AIM: Within this material, how many lines have the string "nhanh" in them? The answer is a number, with nothing added.

(Items from a data source)
________

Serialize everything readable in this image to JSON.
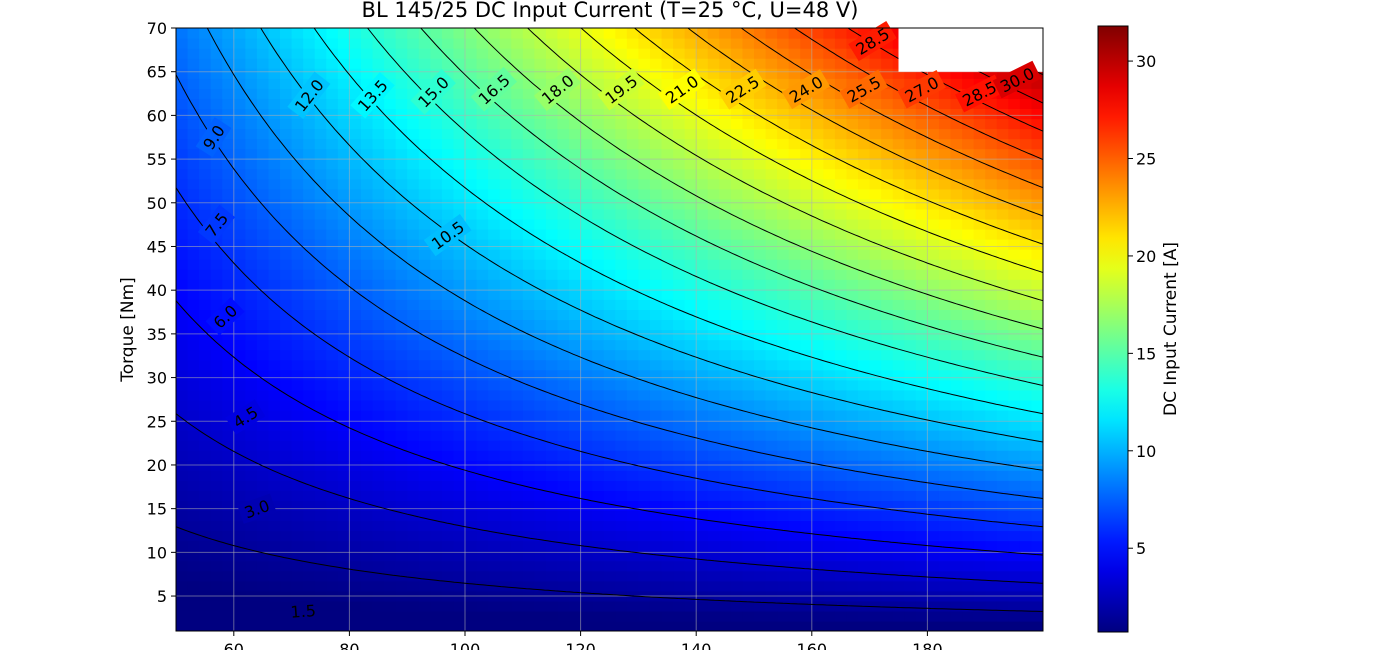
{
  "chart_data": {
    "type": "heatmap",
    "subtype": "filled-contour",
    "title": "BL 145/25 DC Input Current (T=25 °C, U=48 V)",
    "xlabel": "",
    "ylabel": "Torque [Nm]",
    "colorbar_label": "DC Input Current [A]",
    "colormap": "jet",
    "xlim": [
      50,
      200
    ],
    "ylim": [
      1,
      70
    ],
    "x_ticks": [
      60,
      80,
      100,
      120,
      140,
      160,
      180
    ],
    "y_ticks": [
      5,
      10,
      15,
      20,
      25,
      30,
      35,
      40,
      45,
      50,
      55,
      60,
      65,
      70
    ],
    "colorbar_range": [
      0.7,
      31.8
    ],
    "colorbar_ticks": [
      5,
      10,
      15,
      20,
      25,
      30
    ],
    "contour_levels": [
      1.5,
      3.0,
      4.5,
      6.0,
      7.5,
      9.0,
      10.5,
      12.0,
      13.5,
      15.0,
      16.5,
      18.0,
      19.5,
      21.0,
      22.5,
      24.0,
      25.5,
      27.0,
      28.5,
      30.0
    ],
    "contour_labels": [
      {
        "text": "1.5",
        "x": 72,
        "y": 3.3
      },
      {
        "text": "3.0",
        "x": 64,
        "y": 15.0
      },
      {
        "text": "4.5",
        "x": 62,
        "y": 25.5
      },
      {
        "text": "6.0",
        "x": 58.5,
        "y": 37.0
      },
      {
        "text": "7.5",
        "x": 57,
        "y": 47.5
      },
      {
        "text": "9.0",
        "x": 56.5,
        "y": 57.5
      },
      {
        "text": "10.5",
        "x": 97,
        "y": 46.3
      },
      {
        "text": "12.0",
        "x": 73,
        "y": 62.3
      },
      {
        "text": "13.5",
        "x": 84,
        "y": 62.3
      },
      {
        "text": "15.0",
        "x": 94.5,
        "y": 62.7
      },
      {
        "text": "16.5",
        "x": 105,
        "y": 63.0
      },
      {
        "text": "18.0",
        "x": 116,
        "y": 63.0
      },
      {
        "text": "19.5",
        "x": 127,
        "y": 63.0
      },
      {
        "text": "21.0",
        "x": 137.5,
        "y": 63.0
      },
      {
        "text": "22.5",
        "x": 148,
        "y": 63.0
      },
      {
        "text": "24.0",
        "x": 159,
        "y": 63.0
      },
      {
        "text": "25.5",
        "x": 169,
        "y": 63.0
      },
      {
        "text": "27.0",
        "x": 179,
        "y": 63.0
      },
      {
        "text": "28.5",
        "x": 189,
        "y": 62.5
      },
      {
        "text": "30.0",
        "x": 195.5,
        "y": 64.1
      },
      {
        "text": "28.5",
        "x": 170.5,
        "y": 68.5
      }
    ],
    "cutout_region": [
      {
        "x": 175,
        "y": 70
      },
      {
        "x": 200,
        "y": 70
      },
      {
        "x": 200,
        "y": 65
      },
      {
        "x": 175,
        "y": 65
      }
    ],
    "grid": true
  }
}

________

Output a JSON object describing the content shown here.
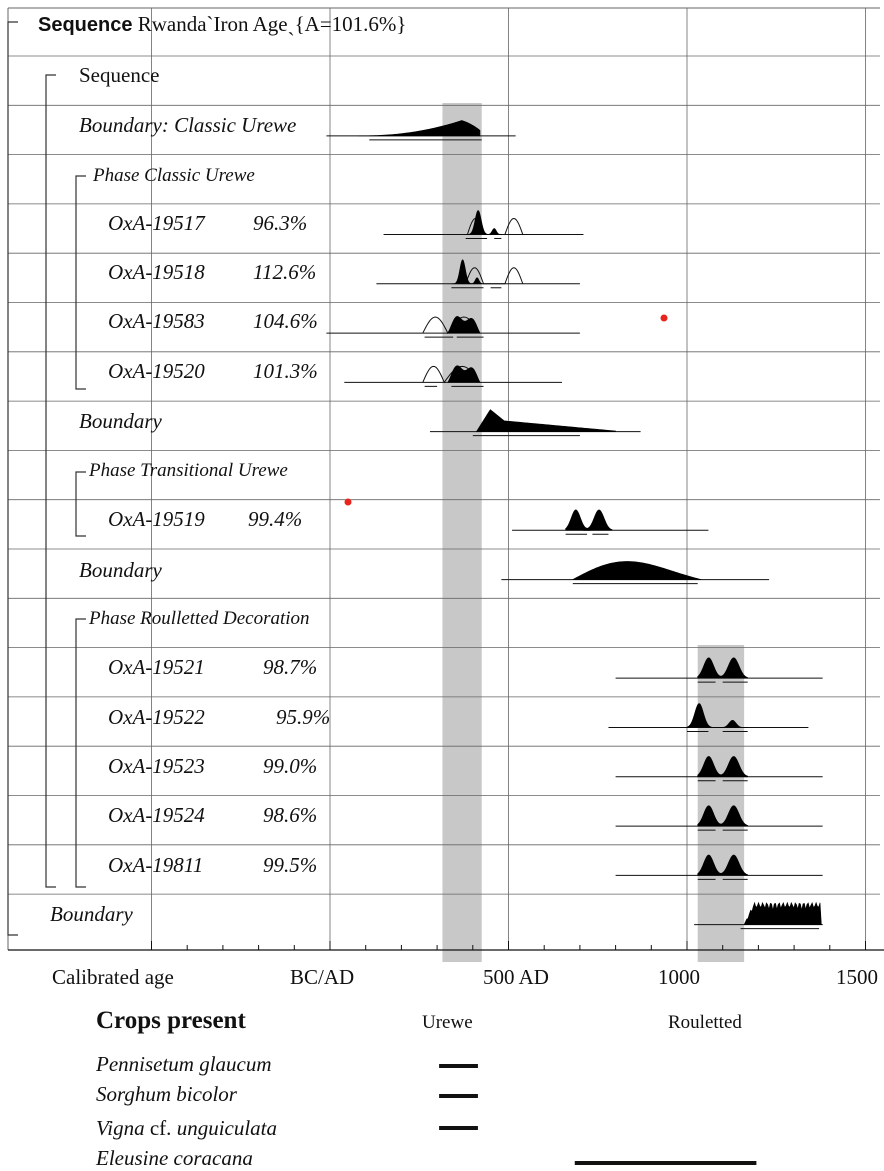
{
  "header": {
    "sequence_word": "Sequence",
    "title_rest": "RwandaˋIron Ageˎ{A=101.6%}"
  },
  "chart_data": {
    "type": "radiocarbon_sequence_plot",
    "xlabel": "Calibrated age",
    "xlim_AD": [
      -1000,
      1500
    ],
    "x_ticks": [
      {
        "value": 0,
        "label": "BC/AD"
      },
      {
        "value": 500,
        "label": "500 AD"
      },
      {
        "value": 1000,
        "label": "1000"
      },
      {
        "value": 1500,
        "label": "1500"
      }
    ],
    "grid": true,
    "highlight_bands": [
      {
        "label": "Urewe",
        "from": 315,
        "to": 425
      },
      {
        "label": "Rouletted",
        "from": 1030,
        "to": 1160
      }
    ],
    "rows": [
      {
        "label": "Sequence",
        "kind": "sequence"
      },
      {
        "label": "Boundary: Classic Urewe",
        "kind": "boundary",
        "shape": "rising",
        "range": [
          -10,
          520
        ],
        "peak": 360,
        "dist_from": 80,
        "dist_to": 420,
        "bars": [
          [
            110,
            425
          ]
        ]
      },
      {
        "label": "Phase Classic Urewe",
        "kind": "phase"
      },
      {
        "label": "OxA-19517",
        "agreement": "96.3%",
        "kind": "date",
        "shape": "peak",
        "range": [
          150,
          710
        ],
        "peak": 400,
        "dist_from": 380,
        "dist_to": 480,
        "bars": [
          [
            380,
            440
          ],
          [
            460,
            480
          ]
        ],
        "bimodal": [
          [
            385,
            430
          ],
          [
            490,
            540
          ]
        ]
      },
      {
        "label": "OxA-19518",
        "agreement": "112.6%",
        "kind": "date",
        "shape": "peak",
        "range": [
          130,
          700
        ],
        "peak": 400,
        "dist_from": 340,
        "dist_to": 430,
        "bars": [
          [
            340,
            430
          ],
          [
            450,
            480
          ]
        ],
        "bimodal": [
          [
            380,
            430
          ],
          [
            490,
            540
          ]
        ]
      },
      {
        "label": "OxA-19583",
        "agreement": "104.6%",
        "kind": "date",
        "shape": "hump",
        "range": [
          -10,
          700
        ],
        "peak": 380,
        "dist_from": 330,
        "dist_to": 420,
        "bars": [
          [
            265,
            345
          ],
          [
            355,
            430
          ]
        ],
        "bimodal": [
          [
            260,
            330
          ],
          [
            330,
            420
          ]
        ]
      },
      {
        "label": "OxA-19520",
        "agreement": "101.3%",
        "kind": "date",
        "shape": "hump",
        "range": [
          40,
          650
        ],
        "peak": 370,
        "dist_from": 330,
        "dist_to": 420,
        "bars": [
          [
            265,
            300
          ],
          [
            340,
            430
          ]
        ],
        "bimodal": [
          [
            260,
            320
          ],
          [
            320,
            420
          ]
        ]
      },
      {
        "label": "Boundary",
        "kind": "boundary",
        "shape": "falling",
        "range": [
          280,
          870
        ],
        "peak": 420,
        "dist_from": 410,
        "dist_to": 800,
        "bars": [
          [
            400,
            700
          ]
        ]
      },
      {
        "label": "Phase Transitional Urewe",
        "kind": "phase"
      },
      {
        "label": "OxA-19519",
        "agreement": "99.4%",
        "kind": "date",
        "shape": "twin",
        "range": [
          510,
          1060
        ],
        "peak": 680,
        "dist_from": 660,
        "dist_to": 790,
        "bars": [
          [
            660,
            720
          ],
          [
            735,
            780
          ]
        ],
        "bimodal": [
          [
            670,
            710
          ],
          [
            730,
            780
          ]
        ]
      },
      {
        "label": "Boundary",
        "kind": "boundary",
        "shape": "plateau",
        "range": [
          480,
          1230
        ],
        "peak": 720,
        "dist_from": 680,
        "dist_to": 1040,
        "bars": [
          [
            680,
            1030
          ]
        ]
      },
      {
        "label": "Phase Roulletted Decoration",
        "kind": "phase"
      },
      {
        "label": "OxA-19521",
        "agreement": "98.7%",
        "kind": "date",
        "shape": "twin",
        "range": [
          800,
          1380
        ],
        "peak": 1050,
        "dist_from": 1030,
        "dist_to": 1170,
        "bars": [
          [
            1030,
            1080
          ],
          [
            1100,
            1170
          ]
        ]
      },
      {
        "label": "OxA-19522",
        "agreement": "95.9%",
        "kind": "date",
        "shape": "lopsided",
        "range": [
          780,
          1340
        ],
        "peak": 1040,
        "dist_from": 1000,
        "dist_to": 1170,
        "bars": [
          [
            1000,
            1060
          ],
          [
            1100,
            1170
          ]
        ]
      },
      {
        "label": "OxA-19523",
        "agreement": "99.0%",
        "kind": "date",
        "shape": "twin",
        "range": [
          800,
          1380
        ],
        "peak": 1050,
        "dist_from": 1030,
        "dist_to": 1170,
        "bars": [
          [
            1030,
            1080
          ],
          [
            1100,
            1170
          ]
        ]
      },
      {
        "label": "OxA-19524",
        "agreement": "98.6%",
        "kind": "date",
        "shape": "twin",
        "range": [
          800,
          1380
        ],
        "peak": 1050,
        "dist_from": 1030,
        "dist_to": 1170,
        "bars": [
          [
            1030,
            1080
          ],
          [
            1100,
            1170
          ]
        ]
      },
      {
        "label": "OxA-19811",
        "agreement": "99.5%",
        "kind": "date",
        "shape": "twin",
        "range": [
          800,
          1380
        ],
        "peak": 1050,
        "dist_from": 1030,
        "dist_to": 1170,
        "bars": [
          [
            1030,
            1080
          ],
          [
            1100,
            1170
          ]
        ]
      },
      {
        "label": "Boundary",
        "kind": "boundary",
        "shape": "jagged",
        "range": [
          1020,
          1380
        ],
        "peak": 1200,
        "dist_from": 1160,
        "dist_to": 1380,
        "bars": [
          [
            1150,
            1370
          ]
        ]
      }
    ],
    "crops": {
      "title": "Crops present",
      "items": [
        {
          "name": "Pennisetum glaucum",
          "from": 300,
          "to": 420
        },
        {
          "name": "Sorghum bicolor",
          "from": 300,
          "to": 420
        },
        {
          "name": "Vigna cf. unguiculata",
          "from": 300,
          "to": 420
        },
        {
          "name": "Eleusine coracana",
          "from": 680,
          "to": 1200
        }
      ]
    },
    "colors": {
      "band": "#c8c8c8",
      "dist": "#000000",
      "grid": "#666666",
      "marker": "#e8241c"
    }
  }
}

________

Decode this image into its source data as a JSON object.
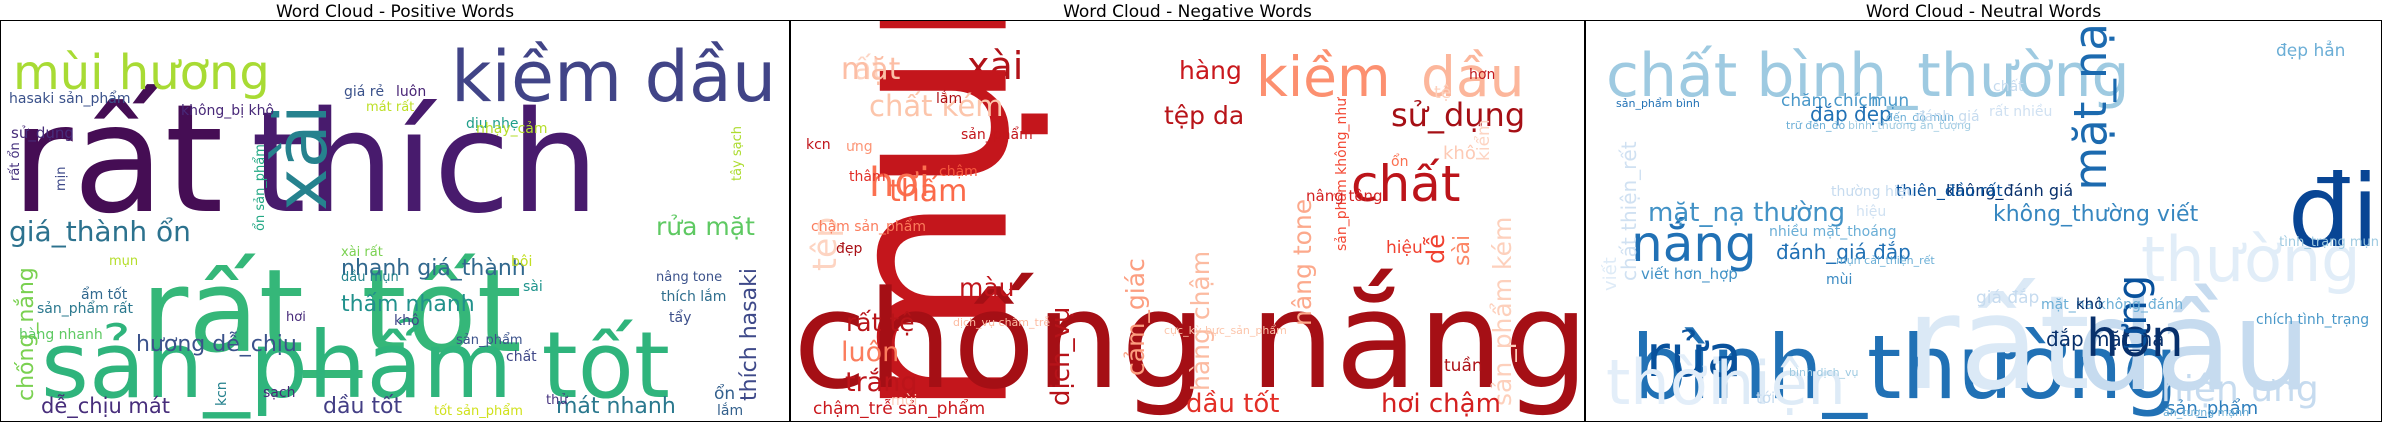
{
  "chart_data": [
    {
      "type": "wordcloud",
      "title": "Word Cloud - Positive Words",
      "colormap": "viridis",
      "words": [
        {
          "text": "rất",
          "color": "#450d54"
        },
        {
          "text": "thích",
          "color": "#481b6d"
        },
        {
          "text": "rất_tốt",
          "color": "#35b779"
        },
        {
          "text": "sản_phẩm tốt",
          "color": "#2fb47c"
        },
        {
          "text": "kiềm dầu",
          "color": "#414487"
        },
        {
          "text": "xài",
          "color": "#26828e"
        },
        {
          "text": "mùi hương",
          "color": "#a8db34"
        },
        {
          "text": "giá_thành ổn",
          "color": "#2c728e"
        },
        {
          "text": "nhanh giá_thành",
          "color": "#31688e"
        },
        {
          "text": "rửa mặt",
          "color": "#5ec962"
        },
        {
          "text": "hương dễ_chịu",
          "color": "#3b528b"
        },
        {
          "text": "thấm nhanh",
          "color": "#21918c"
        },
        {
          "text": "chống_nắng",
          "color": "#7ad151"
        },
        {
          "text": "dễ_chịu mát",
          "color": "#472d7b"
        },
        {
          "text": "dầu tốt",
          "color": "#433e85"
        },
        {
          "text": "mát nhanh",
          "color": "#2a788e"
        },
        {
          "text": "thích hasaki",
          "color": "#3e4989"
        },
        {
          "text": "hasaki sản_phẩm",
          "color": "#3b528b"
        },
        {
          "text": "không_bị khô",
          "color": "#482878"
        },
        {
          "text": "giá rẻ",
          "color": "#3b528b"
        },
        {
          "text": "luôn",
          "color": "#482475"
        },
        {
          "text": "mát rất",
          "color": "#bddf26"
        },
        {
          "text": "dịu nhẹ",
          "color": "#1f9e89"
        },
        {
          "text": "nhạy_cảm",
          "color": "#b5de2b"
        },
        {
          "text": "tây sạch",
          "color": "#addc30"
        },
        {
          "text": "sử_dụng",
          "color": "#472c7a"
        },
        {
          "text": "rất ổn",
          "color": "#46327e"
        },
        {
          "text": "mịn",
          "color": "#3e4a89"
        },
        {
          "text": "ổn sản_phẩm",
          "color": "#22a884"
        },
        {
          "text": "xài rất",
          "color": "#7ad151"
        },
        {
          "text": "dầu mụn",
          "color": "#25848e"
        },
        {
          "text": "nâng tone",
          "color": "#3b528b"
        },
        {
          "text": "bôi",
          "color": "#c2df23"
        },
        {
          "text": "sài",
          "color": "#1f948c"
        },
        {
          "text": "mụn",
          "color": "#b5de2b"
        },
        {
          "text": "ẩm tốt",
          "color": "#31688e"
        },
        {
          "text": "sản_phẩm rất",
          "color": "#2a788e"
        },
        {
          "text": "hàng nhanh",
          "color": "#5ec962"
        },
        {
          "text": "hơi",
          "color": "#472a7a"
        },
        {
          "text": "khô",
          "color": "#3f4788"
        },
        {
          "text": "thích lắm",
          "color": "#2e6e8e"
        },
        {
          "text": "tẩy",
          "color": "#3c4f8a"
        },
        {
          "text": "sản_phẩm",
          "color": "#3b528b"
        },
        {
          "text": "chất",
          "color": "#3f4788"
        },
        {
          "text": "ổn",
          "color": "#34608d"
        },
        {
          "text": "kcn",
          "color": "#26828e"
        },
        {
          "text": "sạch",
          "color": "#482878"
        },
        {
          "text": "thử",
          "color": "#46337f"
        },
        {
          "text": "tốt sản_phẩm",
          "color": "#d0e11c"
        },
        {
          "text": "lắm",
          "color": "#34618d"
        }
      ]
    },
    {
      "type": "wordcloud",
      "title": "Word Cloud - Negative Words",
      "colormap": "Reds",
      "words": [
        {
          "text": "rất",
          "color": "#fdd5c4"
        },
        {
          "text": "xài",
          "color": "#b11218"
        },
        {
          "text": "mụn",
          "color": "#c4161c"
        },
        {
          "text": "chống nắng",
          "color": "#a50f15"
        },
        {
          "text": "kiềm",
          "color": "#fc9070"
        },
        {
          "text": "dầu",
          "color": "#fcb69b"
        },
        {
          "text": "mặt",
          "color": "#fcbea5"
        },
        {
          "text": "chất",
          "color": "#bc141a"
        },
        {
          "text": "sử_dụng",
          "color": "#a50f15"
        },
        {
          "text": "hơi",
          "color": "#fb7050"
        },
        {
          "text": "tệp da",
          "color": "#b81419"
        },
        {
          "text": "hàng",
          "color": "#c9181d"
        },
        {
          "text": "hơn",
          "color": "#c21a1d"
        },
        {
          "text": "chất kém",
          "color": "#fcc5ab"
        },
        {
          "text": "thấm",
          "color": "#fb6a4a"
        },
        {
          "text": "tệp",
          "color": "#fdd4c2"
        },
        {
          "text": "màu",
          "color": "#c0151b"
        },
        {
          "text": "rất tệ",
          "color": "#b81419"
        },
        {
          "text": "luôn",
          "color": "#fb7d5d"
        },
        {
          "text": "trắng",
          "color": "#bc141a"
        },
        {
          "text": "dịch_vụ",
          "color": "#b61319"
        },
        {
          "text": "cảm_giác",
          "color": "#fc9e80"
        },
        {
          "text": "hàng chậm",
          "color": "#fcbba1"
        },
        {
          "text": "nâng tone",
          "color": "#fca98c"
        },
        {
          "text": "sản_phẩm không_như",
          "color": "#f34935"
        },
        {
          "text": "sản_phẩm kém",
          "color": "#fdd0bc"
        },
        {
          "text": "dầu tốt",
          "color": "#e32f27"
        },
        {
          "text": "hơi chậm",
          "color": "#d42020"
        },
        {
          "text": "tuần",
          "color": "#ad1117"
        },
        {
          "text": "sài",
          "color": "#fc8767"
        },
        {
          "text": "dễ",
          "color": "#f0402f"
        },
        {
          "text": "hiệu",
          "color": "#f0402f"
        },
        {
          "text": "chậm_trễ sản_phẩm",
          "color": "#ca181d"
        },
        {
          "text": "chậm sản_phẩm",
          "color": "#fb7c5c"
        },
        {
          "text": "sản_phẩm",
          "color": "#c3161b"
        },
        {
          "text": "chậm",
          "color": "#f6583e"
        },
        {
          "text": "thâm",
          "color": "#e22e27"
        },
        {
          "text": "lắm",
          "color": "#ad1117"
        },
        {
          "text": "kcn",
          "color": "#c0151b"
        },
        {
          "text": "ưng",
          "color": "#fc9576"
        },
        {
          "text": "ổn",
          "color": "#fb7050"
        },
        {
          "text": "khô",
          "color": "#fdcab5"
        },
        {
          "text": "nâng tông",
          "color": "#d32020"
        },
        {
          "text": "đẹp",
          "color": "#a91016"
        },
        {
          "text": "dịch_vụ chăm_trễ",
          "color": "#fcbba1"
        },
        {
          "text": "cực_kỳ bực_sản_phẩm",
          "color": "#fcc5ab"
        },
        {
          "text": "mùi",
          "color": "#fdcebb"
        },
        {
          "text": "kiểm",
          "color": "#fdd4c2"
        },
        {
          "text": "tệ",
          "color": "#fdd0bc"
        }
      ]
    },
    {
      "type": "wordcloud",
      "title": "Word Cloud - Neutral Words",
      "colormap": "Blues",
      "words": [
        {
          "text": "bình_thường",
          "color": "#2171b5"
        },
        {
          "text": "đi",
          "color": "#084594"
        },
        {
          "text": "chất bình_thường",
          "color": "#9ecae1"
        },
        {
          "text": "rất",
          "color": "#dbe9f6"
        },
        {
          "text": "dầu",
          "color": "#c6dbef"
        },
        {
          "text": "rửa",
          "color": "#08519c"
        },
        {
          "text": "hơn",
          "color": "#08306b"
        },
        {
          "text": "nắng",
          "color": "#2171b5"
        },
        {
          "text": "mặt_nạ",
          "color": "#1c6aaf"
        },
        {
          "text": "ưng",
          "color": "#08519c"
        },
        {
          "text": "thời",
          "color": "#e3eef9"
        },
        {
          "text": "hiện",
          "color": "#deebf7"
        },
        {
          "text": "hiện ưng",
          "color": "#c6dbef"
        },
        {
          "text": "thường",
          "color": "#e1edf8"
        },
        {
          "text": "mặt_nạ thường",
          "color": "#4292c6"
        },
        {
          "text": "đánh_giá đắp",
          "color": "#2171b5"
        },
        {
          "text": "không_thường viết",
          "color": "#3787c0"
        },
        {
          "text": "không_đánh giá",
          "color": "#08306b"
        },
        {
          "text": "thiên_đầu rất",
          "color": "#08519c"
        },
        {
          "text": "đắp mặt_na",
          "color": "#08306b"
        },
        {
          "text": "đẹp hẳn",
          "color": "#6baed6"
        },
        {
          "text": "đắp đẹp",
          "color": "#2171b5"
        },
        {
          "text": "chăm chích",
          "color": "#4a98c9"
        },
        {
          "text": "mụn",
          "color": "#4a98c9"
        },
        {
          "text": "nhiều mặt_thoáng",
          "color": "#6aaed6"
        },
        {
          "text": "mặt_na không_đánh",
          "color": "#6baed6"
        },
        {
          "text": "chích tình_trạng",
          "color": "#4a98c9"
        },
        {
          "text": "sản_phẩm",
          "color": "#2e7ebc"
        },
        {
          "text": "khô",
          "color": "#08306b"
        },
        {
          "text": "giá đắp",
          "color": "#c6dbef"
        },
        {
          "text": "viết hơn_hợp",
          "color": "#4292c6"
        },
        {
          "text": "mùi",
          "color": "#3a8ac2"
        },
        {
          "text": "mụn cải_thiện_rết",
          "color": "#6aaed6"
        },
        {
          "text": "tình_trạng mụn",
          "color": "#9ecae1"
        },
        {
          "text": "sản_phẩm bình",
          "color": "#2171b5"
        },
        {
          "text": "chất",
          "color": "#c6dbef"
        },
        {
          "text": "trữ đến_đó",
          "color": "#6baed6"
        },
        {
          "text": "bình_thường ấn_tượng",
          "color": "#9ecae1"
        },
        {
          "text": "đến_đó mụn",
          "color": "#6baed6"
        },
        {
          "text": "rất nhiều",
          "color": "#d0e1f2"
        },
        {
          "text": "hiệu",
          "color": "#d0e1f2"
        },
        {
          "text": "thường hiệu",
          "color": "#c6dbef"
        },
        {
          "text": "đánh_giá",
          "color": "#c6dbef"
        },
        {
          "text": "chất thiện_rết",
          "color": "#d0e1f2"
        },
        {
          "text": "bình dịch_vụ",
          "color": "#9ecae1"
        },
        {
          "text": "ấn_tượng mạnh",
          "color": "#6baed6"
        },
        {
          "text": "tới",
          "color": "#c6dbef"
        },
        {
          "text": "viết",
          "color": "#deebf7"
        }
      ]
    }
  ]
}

________

PROBLEM SOLUTION: 4